— Materials provided —
####################

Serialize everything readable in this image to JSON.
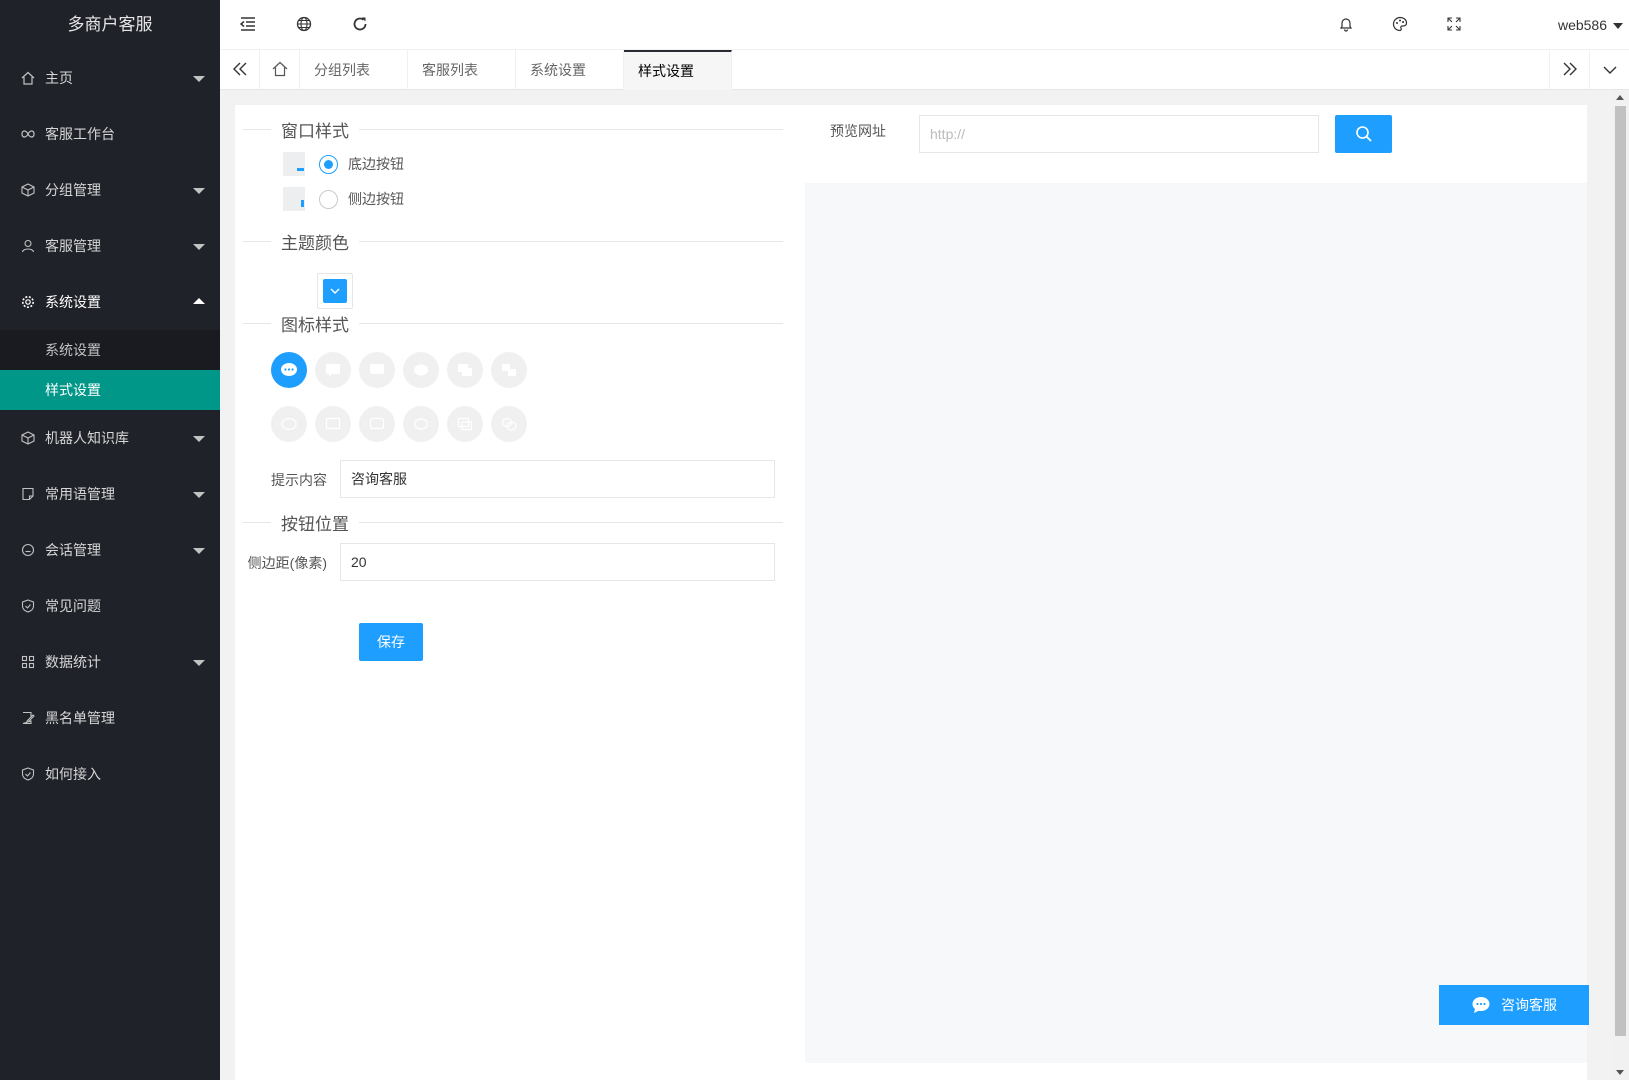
{
  "app": {
    "title": "多商户客服"
  },
  "sidebar": {
    "items": [
      {
        "label": "主页",
        "icon": "home-icon",
        "caret": true
      },
      {
        "label": "客服工作台",
        "icon": "infinity-icon",
        "caret": false
      },
      {
        "label": "分组管理",
        "icon": "cube-icon",
        "caret": true
      },
      {
        "label": "客服管理",
        "icon": "user-icon",
        "caret": true
      },
      {
        "label": "系统设置",
        "icon": "gear-icon",
        "caret": true,
        "open": true,
        "children": [
          {
            "label": "系统设置"
          },
          {
            "label": "样式设置",
            "active": true
          }
        ]
      },
      {
        "label": "机器人知识库",
        "icon": "cube-icon",
        "caret": true
      },
      {
        "label": "常用语管理",
        "icon": "note-icon",
        "caret": true
      },
      {
        "label": "会话管理",
        "icon": "chat-circle-icon",
        "caret": true
      },
      {
        "label": "常见问题",
        "icon": "shield-icon",
        "caret": false
      },
      {
        "label": "数据统计",
        "icon": "grid-icon",
        "caret": true
      },
      {
        "label": "黑名单管理",
        "icon": "edit-icon",
        "caret": false
      },
      {
        "label": "如何接入",
        "icon": "shield-icon",
        "caret": false
      }
    ]
  },
  "header": {
    "username": "web586"
  },
  "tabs": {
    "items": [
      {
        "label": "分组列表"
      },
      {
        "label": "客服列表"
      },
      {
        "label": "系统设置"
      },
      {
        "label": "样式设置",
        "active": true
      }
    ]
  },
  "form": {
    "window_style": {
      "title": "窗口样式",
      "options": [
        {
          "label": "底边按钮",
          "checked": true
        },
        {
          "label": "侧边按钮",
          "checked": false
        }
      ]
    },
    "theme_color": {
      "title": "主题颜色",
      "value": "#1e9fff"
    },
    "icon_style": {
      "title": "图标样式",
      "selected_index": 0
    },
    "tip_content": {
      "label": "提示内容",
      "value": "咨询客服"
    },
    "button_position": {
      "title": "按钮位置"
    },
    "side_margin": {
      "label": "侧边距(像素)",
      "value": "20"
    },
    "save_label": "保存"
  },
  "preview": {
    "label": "预览网址",
    "placeholder": "http://",
    "float_button_label": "咨询客服"
  },
  "colors": {
    "sidebar_bg": "#20222a",
    "active_teal": "#009688",
    "primary_blue": "#1e9fff"
  }
}
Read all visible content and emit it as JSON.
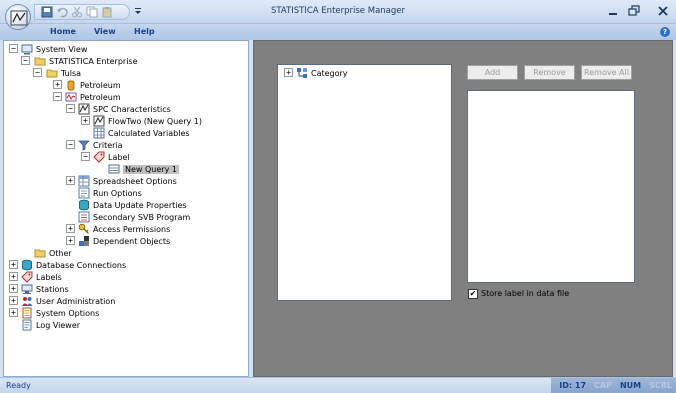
{
  "window": {
    "title": "STATISTICA Enterprise Manager",
    "app_icon": "statistica-logo-icon",
    "quick_access": [
      "save-icon",
      "undo-icon",
      "cut-icon",
      "copy-icon",
      "paste-icon"
    ],
    "controls": [
      "minimize-icon",
      "restore-icon",
      "close-icon"
    ]
  },
  "menubar": {
    "items": [
      "Home",
      "View",
      "Help"
    ]
  },
  "tree": {
    "system_view": "System View",
    "enterprise": "STATISTICA Enterprise",
    "tulsa": "Tulsa",
    "petroleum1": "Petroleum",
    "petroleum2": "Petroleum",
    "spc": "SPC Characteristics",
    "flowtwo": "FlowTwo (New Query 1)",
    "calc_vars": "Calculated Variables",
    "criteria": "Criteria",
    "label": "Label",
    "new_query": "New Query 1",
    "spreadsheet_options": "Spreadsheet Options",
    "run_options": "Run Options",
    "data_update": "Data Update Properties",
    "secondary_svb": "Secondary SVB Program",
    "access_permissions": "Access Permissions",
    "dependent_objects": "Dependent Objects",
    "other": "Other",
    "db_connections": "Database Connections",
    "labels": "Labels",
    "stations": "Stations",
    "user_admin": "User Administration",
    "system_options": "System Options",
    "log_viewer": "Log Viewer"
  },
  "right": {
    "category_label": "Category",
    "add": "Add",
    "remove": "Remove",
    "remove_all": "Remove All",
    "store_label": "Store label in data file",
    "store_label_checked": true
  },
  "status": {
    "ready": "Ready",
    "id": "ID: 17",
    "cap": "CAP",
    "num": "NUM",
    "scrl": "SCRL"
  }
}
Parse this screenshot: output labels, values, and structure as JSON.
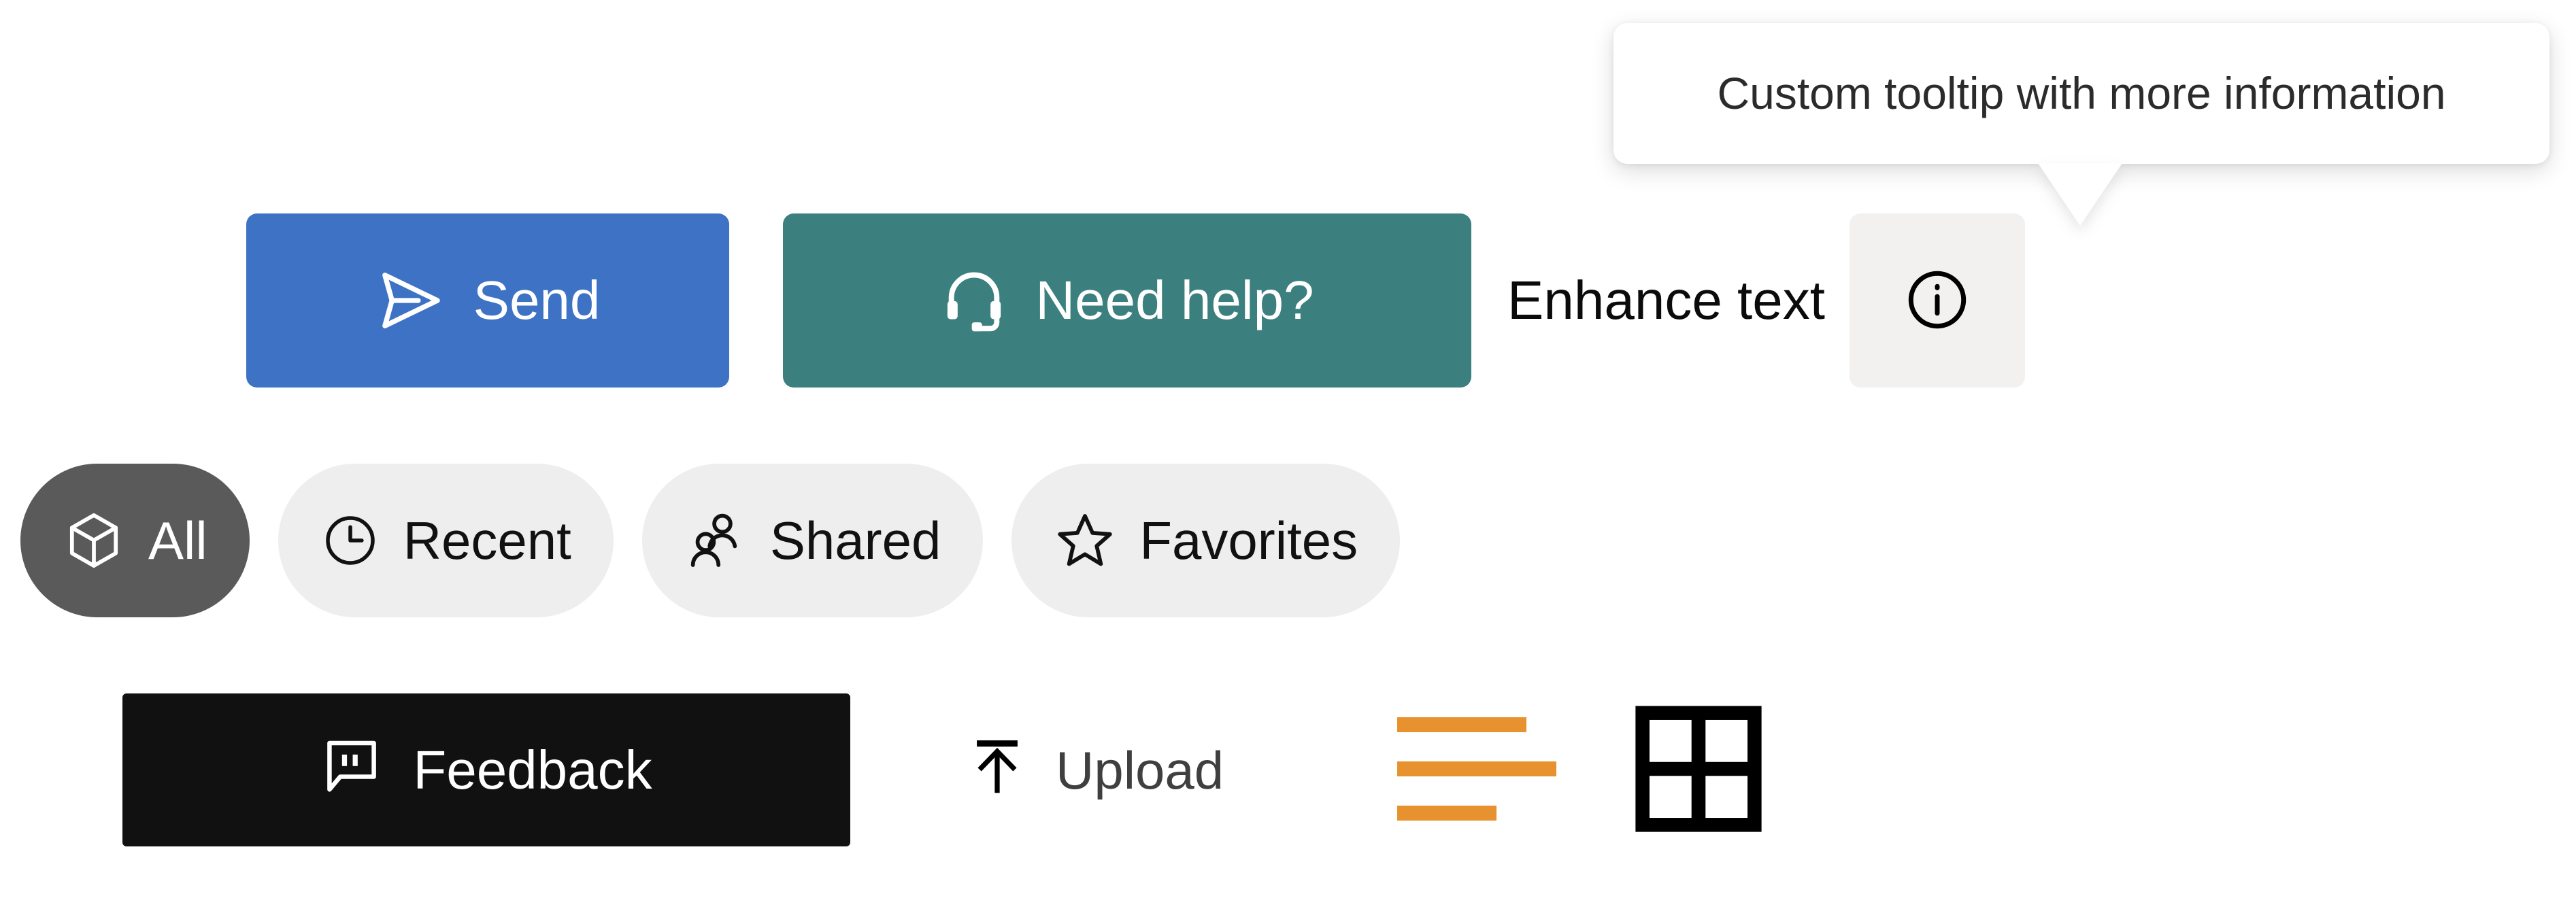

####################

— Task to complete —
Where a line of the material above holds the string "Enterprise", copy that line.

— Response to this task —
    "title": "STATISTICA Enterprise Manager",
    "enterprise": "STATISTICA Enterprise",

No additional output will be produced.